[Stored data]
────────
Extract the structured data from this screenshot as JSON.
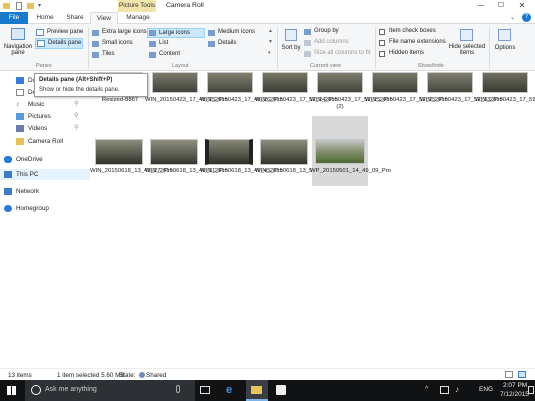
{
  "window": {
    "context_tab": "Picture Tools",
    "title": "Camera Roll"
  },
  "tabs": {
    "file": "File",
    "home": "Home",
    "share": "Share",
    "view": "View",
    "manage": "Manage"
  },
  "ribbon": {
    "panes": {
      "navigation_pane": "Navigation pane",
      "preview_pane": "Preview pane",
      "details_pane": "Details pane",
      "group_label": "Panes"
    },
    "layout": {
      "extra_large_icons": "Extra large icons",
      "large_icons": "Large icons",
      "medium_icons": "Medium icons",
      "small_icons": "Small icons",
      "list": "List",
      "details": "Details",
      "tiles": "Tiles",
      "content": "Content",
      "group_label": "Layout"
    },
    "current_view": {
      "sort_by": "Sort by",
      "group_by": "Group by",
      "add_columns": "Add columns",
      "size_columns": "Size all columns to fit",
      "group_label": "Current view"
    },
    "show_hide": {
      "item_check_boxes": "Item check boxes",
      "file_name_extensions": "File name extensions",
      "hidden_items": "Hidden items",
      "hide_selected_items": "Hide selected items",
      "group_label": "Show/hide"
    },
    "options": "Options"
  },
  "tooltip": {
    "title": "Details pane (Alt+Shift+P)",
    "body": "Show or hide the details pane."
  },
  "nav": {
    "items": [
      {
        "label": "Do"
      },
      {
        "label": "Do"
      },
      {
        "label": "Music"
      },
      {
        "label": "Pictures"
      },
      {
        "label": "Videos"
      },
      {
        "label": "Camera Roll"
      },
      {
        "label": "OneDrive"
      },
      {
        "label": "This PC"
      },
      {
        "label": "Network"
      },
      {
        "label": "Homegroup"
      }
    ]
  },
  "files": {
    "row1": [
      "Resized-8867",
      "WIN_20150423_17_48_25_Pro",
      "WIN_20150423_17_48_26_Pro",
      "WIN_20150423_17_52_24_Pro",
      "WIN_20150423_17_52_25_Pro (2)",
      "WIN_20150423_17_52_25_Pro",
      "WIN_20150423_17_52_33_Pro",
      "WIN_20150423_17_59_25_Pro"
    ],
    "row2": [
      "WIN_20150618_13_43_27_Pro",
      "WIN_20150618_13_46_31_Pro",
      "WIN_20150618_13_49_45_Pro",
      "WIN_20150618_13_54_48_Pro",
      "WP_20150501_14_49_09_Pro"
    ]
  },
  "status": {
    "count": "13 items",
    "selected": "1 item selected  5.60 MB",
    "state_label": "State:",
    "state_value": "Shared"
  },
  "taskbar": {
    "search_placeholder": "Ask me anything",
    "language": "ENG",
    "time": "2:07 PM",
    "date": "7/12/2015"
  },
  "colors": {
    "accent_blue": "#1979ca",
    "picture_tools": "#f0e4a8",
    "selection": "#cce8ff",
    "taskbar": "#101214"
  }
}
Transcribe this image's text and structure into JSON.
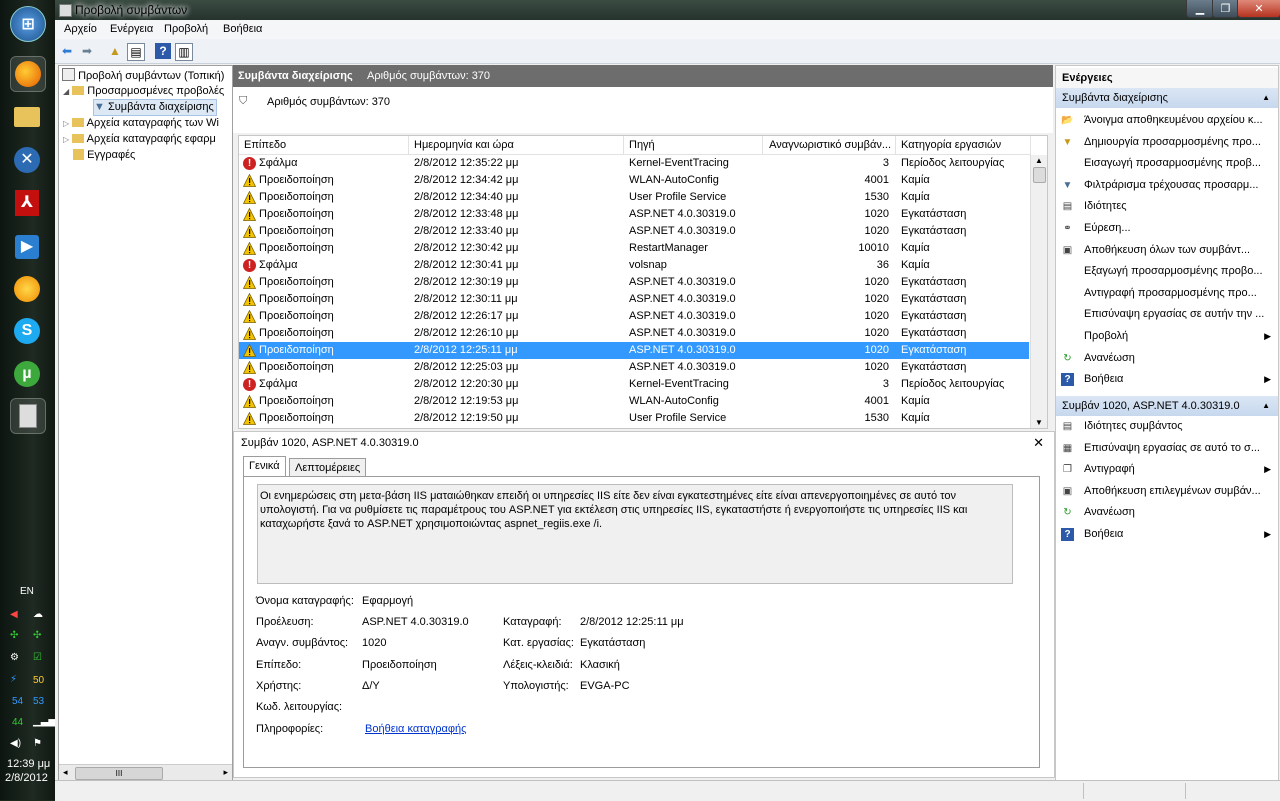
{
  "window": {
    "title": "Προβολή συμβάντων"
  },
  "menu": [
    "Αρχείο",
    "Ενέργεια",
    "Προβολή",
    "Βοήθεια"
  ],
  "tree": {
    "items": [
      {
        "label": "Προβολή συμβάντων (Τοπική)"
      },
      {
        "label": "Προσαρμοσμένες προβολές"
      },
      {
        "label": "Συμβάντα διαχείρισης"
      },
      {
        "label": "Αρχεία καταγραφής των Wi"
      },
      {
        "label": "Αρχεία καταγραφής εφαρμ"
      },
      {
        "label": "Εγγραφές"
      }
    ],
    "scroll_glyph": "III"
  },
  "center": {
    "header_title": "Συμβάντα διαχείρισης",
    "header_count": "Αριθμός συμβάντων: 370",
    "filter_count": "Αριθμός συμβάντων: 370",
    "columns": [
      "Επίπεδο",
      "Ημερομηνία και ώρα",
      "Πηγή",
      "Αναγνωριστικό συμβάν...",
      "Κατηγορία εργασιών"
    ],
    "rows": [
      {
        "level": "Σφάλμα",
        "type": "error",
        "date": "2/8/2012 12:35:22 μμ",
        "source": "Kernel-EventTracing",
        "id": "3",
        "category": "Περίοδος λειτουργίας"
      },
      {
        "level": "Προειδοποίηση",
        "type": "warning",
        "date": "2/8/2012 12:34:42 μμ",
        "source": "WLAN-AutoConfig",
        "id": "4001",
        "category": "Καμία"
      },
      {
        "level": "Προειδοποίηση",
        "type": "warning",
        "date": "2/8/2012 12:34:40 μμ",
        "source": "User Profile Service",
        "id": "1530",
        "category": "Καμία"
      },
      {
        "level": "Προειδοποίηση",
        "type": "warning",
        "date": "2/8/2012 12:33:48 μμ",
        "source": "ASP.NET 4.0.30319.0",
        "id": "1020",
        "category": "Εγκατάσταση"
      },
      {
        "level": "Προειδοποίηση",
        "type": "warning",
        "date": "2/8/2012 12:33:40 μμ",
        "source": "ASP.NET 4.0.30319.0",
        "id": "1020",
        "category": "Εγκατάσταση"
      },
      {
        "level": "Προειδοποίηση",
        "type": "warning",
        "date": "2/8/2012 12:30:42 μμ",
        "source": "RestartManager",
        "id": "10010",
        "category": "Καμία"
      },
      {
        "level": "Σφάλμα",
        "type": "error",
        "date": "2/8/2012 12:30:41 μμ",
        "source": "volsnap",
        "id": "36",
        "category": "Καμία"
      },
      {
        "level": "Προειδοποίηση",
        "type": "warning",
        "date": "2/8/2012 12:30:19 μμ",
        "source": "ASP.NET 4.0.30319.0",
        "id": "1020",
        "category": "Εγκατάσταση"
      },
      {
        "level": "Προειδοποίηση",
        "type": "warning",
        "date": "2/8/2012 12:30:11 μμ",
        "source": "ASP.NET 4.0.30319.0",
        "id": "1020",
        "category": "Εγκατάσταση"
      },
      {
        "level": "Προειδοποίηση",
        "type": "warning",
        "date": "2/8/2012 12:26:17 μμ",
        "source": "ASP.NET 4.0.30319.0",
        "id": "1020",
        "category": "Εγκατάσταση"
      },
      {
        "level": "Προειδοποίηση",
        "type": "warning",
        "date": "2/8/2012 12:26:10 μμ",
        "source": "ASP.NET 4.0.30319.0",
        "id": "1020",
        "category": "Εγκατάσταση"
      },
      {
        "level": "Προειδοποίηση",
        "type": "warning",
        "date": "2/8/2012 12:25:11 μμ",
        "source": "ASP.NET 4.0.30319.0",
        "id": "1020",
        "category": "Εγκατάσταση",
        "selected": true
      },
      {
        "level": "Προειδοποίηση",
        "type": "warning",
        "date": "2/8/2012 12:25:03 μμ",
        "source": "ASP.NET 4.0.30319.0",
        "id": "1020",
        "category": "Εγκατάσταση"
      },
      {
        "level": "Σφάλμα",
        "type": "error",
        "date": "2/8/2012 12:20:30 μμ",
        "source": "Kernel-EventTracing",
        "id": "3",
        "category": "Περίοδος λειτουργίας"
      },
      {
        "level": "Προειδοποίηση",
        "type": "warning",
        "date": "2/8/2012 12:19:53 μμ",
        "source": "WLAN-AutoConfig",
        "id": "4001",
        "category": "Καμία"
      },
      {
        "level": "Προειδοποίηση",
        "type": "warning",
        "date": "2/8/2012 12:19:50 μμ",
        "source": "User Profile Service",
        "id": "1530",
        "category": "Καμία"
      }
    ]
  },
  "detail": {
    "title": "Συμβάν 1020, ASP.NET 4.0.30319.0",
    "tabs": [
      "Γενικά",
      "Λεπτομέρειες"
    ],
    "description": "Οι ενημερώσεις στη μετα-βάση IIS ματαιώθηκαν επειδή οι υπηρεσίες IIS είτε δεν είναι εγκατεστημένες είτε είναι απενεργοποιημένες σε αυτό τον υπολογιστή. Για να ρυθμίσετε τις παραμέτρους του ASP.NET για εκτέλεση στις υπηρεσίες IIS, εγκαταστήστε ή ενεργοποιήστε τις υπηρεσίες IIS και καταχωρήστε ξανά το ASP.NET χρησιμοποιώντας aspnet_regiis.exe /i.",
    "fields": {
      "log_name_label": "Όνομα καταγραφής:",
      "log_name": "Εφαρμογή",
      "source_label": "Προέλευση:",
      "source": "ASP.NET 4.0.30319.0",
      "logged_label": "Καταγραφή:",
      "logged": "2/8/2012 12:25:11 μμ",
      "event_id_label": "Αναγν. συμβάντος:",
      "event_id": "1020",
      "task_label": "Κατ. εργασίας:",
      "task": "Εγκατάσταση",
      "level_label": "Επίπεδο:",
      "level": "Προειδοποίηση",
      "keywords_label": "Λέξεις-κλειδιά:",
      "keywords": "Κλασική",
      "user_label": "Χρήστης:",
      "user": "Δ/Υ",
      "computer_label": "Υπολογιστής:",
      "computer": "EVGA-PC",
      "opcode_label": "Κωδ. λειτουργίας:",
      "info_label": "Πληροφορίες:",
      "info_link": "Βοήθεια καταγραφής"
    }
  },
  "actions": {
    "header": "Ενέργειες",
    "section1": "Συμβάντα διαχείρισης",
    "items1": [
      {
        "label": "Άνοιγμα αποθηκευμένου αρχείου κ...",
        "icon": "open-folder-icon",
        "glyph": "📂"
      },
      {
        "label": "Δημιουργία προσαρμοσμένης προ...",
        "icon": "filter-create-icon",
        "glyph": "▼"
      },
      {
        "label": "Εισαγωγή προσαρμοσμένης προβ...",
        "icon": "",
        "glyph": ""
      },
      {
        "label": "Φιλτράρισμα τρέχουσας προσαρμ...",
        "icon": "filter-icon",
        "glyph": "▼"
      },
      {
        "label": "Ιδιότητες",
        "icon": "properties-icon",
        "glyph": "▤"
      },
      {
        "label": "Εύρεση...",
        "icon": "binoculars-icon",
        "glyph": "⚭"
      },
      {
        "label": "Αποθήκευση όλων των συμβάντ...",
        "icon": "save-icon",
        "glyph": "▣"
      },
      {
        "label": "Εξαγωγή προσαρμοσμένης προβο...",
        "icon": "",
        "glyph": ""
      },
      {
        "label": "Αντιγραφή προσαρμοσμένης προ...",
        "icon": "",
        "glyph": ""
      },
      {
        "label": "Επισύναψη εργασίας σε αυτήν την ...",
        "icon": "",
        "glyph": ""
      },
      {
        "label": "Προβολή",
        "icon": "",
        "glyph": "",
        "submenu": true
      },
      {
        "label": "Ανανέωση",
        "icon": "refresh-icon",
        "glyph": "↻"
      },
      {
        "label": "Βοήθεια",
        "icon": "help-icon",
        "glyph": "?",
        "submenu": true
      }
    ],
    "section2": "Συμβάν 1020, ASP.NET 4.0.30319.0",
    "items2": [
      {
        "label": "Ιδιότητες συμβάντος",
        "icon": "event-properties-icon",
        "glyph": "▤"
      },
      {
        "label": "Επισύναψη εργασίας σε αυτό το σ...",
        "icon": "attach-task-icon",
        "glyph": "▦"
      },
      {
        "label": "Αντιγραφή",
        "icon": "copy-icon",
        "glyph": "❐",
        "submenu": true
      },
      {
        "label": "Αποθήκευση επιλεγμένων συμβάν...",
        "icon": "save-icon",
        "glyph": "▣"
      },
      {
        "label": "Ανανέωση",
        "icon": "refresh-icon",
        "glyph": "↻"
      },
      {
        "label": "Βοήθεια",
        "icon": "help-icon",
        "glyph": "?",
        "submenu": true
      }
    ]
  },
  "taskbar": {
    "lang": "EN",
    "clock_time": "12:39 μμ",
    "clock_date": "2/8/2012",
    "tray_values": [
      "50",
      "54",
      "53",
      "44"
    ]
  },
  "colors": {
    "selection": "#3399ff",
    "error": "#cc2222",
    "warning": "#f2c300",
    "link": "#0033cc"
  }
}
────────
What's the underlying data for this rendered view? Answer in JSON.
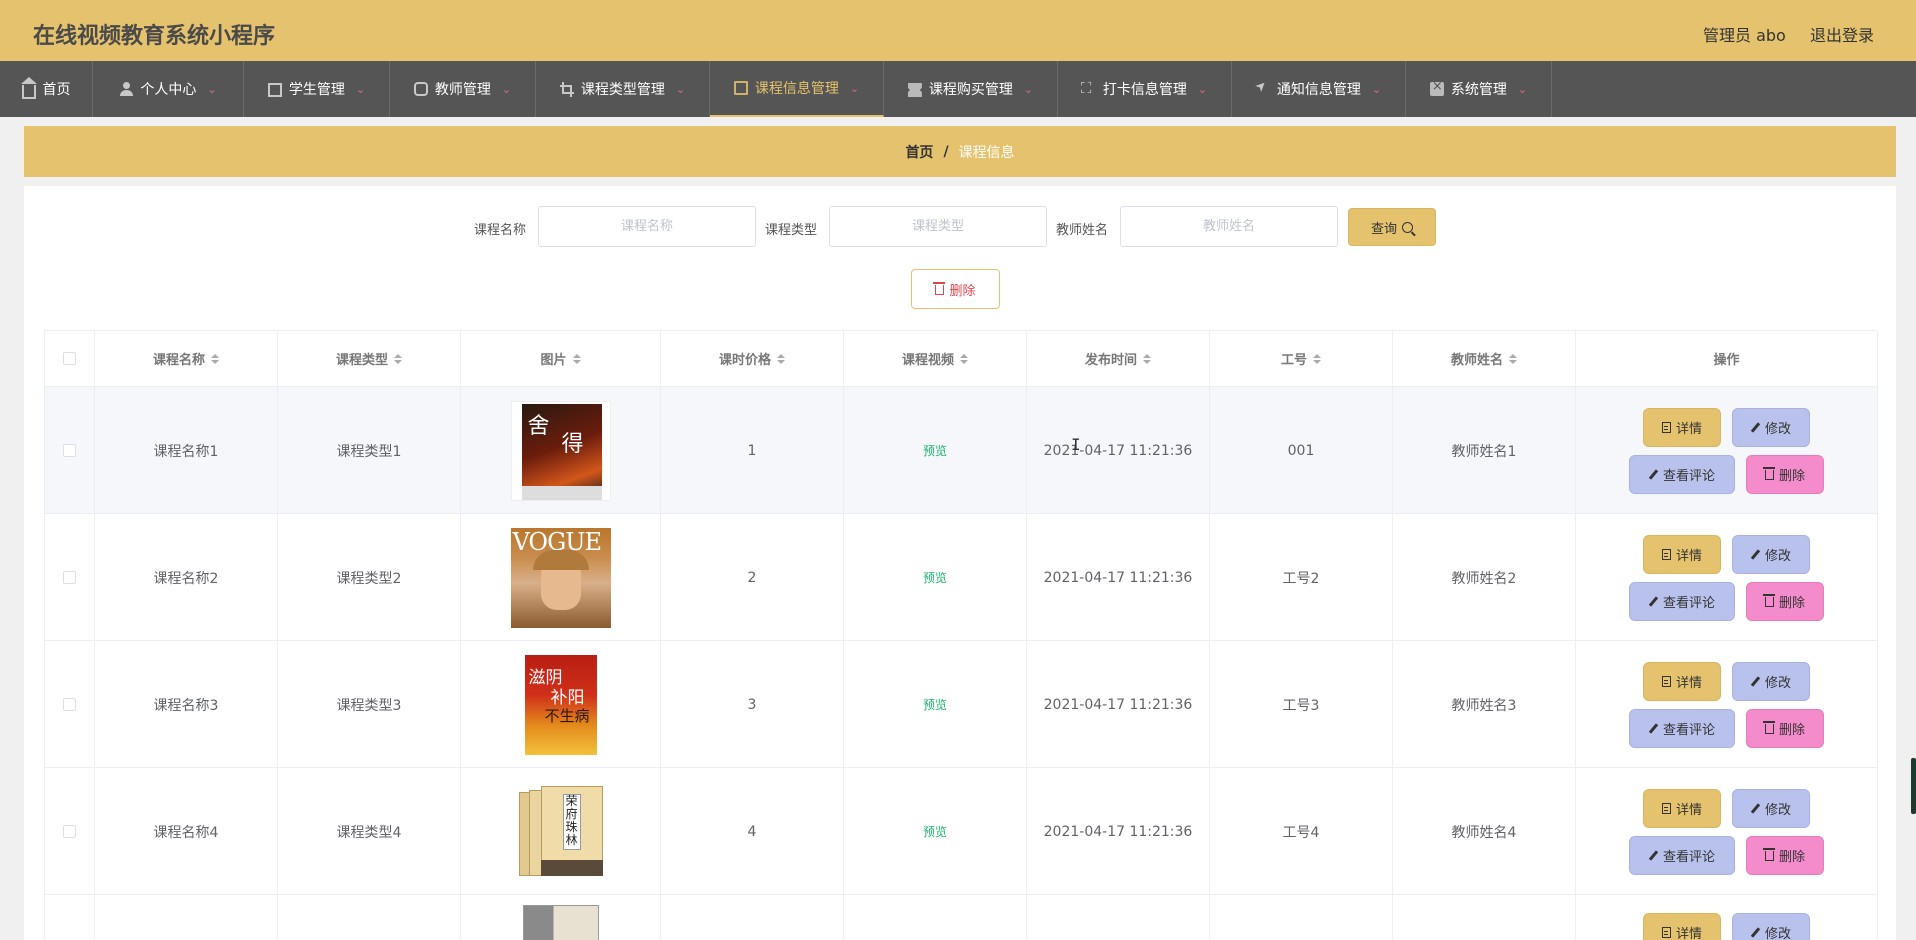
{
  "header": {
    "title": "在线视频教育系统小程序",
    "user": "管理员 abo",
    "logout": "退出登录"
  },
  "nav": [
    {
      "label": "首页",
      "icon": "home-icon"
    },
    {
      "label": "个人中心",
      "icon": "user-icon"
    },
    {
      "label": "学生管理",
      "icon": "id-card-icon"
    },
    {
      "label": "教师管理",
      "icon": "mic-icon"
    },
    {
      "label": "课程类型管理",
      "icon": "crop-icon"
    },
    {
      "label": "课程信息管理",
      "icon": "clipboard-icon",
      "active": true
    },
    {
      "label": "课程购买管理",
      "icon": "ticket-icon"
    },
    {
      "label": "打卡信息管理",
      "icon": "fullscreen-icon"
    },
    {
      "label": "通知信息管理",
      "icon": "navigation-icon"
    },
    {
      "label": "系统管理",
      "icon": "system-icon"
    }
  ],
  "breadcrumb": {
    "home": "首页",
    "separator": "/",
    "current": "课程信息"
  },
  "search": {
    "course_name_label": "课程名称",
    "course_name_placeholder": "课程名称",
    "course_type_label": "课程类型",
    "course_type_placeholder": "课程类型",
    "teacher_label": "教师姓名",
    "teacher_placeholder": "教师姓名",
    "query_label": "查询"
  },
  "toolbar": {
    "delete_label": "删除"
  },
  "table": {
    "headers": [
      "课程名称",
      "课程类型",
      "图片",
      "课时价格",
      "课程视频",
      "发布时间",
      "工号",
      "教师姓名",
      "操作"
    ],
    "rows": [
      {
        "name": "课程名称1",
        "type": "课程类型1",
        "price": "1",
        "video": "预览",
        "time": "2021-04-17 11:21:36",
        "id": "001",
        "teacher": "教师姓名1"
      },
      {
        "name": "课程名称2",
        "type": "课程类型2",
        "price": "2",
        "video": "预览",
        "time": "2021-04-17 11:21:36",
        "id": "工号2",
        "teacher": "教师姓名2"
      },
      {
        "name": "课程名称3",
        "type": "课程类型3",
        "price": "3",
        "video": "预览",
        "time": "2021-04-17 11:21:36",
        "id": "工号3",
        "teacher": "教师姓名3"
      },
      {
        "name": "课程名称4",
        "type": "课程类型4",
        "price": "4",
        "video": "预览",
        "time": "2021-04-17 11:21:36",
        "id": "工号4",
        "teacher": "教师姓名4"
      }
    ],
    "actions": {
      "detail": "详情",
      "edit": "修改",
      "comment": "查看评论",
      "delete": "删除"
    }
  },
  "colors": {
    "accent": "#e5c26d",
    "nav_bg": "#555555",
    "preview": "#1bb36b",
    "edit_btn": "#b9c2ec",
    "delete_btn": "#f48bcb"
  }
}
────────
Aim of the task – What count of lines in the listing contain the word "Αριθμός"? Reply with the number only.

Answer in full – 2